##### RECORDS #####
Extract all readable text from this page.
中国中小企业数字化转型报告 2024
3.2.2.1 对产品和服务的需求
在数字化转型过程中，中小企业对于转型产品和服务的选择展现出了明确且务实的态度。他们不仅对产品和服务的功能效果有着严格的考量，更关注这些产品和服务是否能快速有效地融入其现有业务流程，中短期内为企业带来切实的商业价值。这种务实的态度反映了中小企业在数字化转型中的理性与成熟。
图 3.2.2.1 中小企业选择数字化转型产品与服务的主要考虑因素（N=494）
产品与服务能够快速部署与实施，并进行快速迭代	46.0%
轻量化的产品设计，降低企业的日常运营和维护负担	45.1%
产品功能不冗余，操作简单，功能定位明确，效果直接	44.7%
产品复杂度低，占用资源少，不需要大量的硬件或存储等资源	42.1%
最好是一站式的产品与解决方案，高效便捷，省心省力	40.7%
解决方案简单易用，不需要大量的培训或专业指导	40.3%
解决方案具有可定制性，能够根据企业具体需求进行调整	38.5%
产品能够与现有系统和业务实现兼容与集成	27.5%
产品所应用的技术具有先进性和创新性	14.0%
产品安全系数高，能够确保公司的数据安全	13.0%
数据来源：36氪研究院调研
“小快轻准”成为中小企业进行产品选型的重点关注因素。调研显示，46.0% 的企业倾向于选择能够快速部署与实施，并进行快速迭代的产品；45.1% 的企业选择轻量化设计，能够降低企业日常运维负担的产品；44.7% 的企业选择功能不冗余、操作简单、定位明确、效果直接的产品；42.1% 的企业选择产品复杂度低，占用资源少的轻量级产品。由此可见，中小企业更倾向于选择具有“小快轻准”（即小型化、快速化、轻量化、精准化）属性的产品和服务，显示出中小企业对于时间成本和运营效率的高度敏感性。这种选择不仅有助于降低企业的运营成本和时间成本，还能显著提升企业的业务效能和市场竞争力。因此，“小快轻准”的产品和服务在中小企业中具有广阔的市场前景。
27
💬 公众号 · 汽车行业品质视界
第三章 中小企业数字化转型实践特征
#####
(JOB) Set down all of the records shown above once more, exactly.

(WRITTEN SOLUTION)
Extract all readable text from this page.
中国中小企业数字化转型报告 2024
3.2.2.1 对产品和服务的需求
在数字化转型过程中，中小企业对于转型产品和服务的选择展现出了明确且务实的态度。他们不仅对产品和服务的功能效果有着严格的考量，更关注这些产品和服务是否能快速有效地融入其现有业务流程，中短期内为企业带来切实的商业价值。这种务实的态度反映了中小企业在数字化转型中的理性与成熟。
图 3.2.2.1 中小企业选择数字化转型产品与服务的主要考虑因素（N=494）
产品与服务能够快速部署与实施，并进行快速迭代	46.0%
轻量化的产品设计，降低企业的日常运营和维护负担	45.1%
产品功能不冗余，操作简单，功能定位明确，效果直接	44.7%
产品复杂度低，占用资源少，不需要大量的硬件或存储等资源	42.1%
最好是一站式的产品与解决方案，高效便捷，省心省力	40.7%
解决方案简单易用，不需要大量的培训或专业指导	40.3%
解决方案具有可定制性，能够根据企业具体需求进行调整	38.5%
产品能够与现有系统和业务实现兼容与集成	27.5%
产品所应用的技术具有先进性和创新性	14.0%
产品安全系数高，能够确保公司的数据安全	13.0%
数据来源：36氪研究院调研
“小快轻准”成为中小企业进行产品选型的重点关注因素。调研显示，46.0% 的企业倾向于选择能够快速部署与实施，并进行快速迭代的产品；45.1% 的企业选择轻量化设计，能够降低企业日常运维负担的产品；44.7% 的企业选择功能不冗余、操作简单、定位明确、效果直接的产品；42.1% 的企业选择产品复杂度低，占用资源少的轻量级产品。由此可见，中小企业更倾向于选择具有“小快轻准”（即小型化、快速化、轻量化、精准化）属性的产品和服务，显示出中小企业对于时间成本和运营效率的高度敏感性。这种选择不仅有助于降低企业的运营成本和时间成本，还能显著提升企业的业务效能和市场竞争力。因此，“小快轻准”的产品和服务在中小企业中具有广阔的市场前景。
27
💬 公众号 · 汽车行业品质视界
第三章 中小企业数字化转型实践特征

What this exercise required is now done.